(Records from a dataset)
****************

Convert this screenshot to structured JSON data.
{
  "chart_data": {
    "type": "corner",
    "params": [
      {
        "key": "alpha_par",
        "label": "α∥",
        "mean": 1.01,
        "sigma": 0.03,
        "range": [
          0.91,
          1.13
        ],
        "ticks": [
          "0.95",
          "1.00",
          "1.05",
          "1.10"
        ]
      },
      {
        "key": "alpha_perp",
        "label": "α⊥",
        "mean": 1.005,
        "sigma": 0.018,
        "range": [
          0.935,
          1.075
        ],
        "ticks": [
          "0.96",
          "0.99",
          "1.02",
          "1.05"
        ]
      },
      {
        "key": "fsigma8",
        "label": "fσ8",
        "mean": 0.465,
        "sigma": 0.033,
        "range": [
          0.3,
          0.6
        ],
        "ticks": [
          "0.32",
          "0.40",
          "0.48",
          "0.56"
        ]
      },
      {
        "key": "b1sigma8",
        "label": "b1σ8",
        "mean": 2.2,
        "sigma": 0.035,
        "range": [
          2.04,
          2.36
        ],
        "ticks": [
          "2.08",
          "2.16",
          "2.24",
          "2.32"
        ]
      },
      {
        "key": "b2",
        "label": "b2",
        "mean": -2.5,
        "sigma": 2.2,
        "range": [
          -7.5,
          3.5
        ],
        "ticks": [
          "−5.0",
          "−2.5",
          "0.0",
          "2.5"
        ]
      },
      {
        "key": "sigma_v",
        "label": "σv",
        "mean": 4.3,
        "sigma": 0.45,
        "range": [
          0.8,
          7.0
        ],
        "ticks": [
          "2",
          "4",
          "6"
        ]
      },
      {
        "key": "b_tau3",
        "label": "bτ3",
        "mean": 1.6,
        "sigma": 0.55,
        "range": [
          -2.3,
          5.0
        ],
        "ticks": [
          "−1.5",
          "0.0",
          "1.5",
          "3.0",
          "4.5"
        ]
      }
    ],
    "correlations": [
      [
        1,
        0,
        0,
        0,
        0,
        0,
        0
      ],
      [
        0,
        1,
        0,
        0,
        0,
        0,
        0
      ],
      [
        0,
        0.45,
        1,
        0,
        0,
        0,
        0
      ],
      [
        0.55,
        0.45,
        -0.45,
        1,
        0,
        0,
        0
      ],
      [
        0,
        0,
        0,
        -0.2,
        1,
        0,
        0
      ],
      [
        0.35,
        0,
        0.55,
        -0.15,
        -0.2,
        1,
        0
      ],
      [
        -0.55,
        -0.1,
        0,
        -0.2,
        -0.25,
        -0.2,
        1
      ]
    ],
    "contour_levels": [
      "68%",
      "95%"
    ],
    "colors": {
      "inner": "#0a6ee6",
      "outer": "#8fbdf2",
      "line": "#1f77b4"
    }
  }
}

****************

* _OBJECTIVE_:
Return all of the above records exactly, leaving no line out.

* _TASK RESULT_:
Convert this screenshot to structured JSON data.
{
  "chart_data": {
    "type": "corner",
    "params": [
      {
        "key": "alpha_par",
        "label": "α∥",
        "mean": 1.01,
        "sigma": 0.03,
        "range": [
          0.91,
          1.13
        ],
        "ticks": [
          "0.95",
          "1.00",
          "1.05",
          "1.10"
        ]
      },
      {
        "key": "alpha_perp",
        "label": "α⊥",
        "mean": 1.005,
        "sigma": 0.018,
        "range": [
          0.935,
          1.075
        ],
        "ticks": [
          "0.96",
          "0.99",
          "1.02",
          "1.05"
        ]
      },
      {
        "key": "fsigma8",
        "label": "fσ8",
        "mean": 0.465,
        "sigma": 0.033,
        "range": [
          0.3,
          0.6
        ],
        "ticks": [
          "0.32",
          "0.40",
          "0.48",
          "0.56"
        ]
      },
      {
        "key": "b1sigma8",
        "label": "b1σ8",
        "mean": 2.2,
        "sigma": 0.035,
        "range": [
          2.04,
          2.36
        ],
        "ticks": [
          "2.08",
          "2.16",
          "2.24",
          "2.32"
        ]
      },
      {
        "key": "b2",
        "label": "b2",
        "mean": -2.5,
        "sigma": 2.2,
        "range": [
          -7.5,
          3.5
        ],
        "ticks": [
          "−5.0",
          "−2.5",
          "0.0",
          "2.5"
        ]
      },
      {
        "key": "sigma_v",
        "label": "σv",
        "mean": 4.3,
        "sigma": 0.45,
        "range": [
          0.8,
          7.0
        ],
        "ticks": [
          "2",
          "4",
          "6"
        ]
      },
      {
        "key": "b_tau3",
        "label": "bτ3",
        "mean": 1.6,
        "sigma": 0.55,
        "range": [
          -2.3,
          5.0
        ],
        "ticks": [
          "−1.5",
          "0.0",
          "1.5",
          "3.0",
          "4.5"
        ]
      }
    ],
    "correlations": [
      [
        1,
        0,
        0,
        0,
        0,
        0,
        0
      ],
      [
        0,
        1,
        0,
        0,
        0,
        0,
        0
      ],
      [
        0,
        0.45,
        1,
        0,
        0,
        0,
        0
      ],
      [
        0.55,
        0.45,
        -0.45,
        1,
        0,
        0,
        0
      ],
      [
        0,
        0,
        0,
        -0.2,
        1,
        0,
        0
      ],
      [
        0.35,
        0,
        0.55,
        -0.15,
        -0.2,
        1,
        0
      ],
      [
        -0.55,
        -0.1,
        0,
        -0.2,
        -0.25,
        -0.2,
        1
      ]
    ],
    "contour_levels": [
      "68%",
      "95%"
    ],
    "colors": {
      "inner": "#0a6ee6",
      "outer": "#8fbdf2",
      "line": "#1f77b4"
    }
  }
}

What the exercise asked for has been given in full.